### TASK INSTRUCTIONS
Write the data out again, exactly as given.

>> Begin EXTRACTED MATERIAL

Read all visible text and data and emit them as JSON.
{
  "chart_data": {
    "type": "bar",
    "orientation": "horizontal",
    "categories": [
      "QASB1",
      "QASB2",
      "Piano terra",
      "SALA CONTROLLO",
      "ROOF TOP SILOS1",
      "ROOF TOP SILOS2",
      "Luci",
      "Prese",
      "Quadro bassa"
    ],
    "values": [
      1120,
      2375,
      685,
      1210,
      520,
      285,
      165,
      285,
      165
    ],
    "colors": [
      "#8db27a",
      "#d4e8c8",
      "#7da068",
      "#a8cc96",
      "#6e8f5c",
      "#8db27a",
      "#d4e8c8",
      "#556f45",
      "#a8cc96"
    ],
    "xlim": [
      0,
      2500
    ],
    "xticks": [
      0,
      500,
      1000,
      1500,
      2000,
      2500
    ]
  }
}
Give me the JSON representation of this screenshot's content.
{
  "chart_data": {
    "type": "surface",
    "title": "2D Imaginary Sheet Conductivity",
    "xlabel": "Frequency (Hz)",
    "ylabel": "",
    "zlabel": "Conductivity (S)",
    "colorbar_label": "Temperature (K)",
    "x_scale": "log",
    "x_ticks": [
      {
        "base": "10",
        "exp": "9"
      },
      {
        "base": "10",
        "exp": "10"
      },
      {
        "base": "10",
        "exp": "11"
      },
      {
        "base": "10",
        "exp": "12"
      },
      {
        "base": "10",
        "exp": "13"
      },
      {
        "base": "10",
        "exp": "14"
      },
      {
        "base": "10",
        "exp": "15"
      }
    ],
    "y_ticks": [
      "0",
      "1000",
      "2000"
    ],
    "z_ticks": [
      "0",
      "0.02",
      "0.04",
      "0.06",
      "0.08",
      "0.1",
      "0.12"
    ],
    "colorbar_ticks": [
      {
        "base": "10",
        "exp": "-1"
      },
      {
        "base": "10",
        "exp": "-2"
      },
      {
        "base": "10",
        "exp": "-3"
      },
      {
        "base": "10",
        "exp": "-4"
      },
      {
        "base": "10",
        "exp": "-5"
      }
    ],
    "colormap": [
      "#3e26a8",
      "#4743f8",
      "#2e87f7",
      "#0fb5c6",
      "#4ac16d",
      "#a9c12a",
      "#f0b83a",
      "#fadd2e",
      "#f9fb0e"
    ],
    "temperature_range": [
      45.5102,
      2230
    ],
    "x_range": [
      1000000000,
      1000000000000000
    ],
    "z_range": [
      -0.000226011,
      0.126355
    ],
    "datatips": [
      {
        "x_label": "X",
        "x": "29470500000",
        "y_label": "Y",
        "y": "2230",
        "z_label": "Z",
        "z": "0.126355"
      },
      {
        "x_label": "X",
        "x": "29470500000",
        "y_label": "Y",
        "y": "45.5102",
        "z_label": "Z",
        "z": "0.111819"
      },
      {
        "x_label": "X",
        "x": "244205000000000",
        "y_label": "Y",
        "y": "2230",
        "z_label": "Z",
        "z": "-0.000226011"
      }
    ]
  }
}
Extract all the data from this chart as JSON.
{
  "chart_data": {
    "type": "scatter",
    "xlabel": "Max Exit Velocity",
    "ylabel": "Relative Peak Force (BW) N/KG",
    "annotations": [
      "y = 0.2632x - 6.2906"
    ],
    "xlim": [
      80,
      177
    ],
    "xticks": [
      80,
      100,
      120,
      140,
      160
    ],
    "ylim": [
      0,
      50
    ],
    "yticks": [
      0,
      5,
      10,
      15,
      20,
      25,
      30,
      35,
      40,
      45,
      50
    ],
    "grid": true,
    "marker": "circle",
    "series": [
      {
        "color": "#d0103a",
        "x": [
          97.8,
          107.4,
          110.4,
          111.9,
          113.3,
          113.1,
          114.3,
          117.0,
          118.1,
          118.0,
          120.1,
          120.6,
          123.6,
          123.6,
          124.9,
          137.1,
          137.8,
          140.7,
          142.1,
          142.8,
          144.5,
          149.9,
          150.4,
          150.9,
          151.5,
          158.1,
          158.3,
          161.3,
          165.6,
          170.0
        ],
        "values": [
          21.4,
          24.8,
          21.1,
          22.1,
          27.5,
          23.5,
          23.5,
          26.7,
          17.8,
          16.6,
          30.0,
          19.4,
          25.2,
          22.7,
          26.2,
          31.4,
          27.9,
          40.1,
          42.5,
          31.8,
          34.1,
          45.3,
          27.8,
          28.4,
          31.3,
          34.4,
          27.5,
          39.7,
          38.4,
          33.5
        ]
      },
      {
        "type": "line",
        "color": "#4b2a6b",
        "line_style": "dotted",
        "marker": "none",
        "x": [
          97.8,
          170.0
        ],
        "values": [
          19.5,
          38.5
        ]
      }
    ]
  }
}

>> End EXTRACTED MATERIAL

### EXERCISE OUTPUT
Read all visible text and data and emit them as JSON.
{
  "chart_data": {
    "type": "bar",
    "orientation": "horizontal",
    "categories": [
      "QASB1",
      "QASB2",
      "Piano terra",
      "SALA CONTROLLO",
      "ROOF TOP SILOS1",
      "ROOF TOP SILOS2",
      "Luci",
      "Prese",
      "Quadro bassa"
    ],
    "values": [
      1120,
      2375,
      685,
      1210,
      520,
      285,
      165,
      285,
      165
    ],
    "colors": [
      "#8db27a",
      "#d4e8c8",
      "#7da068",
      "#a8cc96",
      "#6e8f5c",
      "#8db27a",
      "#d4e8c8",
      "#556f45",
      "#a8cc96"
    ],
    "xlim": [
      0,
      2500
    ],
    "xticks": [
      0,
      500,
      1000,
      1500,
      2000,
      2500
    ]
  }
}
Give me the JSON representation of this screenshot's content.
{
  "chart_data": {
    "type": "surface",
    "title": "2D Imaginary Sheet Conductivity",
    "xlabel": "Frequency (Hz)",
    "ylabel": "",
    "zlabel": "Conductivity (S)",
    "colorbar_label": "Temperature (K)",
    "x_scale": "log",
    "x_ticks": [
      {
        "base": "10",
        "exp": "9"
      },
      {
        "base": "10",
        "exp": "10"
      },
      {
        "base": "10",
        "exp": "11"
      },
      {
        "base": "10",
        "exp": "12"
      },
      {
        "base": "10",
        "exp": "13"
      },
      {
        "base": "10",
        "exp": "14"
      },
      {
        "base": "10",
        "exp": "15"
      }
    ],
    "y_ticks": [
      "0",
      "1000",
      "2000"
    ],
    "z_ticks": [
      "0",
      "0.02",
      "0.04",
      "0.06",
      "0.08",
      "0.1",
      "0.12"
    ],
    "colorbar_ticks": [
      {
        "base": "10",
        "exp": "-1"
      },
      {
        "base": "10",
        "exp": "-2"
      },
      {
        "base": "10",
        "exp": "-3"
      },
      {
        "base": "10",
        "exp": "-4"
      },
      {
        "base": "10",
        "exp": "-5"
      }
    ],
    "colormap": [
      "#3e26a8",
      "#4743f8",
      "#2e87f7",
      "#0fb5c6",
      "#4ac16d",
      "#a9c12a",
      "#f0b83a",
      "#fadd2e",
      "#f9fb0e"
    ],
    "temperature_range": [
      45.5102,
      2230
    ],
    "x_range": [
      1000000000,
      1000000000000000
    ],
    "z_range": [
      -0.000226011,
      0.126355
    ],
    "datatips": [
      {
        "x_label": "X",
        "x": "29470500000",
        "y_label": "Y",
        "y": "2230",
        "z_label": "Z",
        "z": "0.126355"
      },
      {
        "x_label": "X",
        "x": "29470500000",
        "y_label": "Y",
        "y": "45.5102",
        "z_label": "Z",
        "z": "0.111819"
      },
      {
        "x_label": "X",
        "x": "244205000000000",
        "y_label": "Y",
        "y": "2230",
        "z_label": "Z",
        "z": "-0.000226011"
      }
    ]
  }
}
Extract all the data from this chart as JSON.
{
  "chart_data": {
    "type": "scatter",
    "xlabel": "Max Exit Velocity",
    "ylabel": "Relative Peak Force (BW) N/KG",
    "annotations": [
      "y = 0.2632x - 6.2906"
    ],
    "xlim": [
      80,
      177
    ],
    "xticks": [
      80,
      100,
      120,
      140,
      160
    ],
    "ylim": [
      0,
      50
    ],
    "yticks": [
      0,
      5,
      10,
      15,
      20,
      25,
      30,
      35,
      40,
      45,
      50
    ],
    "grid": true,
    "marker": "circle",
    "series": [
      {
        "color": "#d0103a",
        "x": [
          97.8,
          107.4,
          110.4,
          111.9,
          113.3,
          113.1,
          114.3,
          117.0,
          118.1,
          118.0,
          120.1,
          120.6,
          123.6,
          123.6,
          124.9,
          137.1,
          137.8,
          140.7,
          142.1,
          142.8,
          144.5,
          149.9,
          150.4,
          150.9,
          151.5,
          158.1,
          158.3,
          161.3,
          165.6,
          170.0
        ],
        "values": [
          21.4,
          24.8,
          21.1,
          22.1,
          27.5,
          23.5,
          23.5,
          26.7,
          17.8,
          16.6,
          30.0,
          19.4,
          25.2,
          22.7,
          26.2,
          31.4,
          27.9,
          40.1,
          42.5,
          31.8,
          34.1,
          45.3,
          27.8,
          28.4,
          31.3,
          34.4,
          27.5,
          39.7,
          38.4,
          33.5
        ]
      },
      {
        "type": "line",
        "color": "#4b2a6b",
        "line_style": "dotted",
        "marker": "none",
        "x": [
          97.8,
          170.0
        ],
        "values": [
          19.5,
          38.5
        ]
      }
    ]
  }
}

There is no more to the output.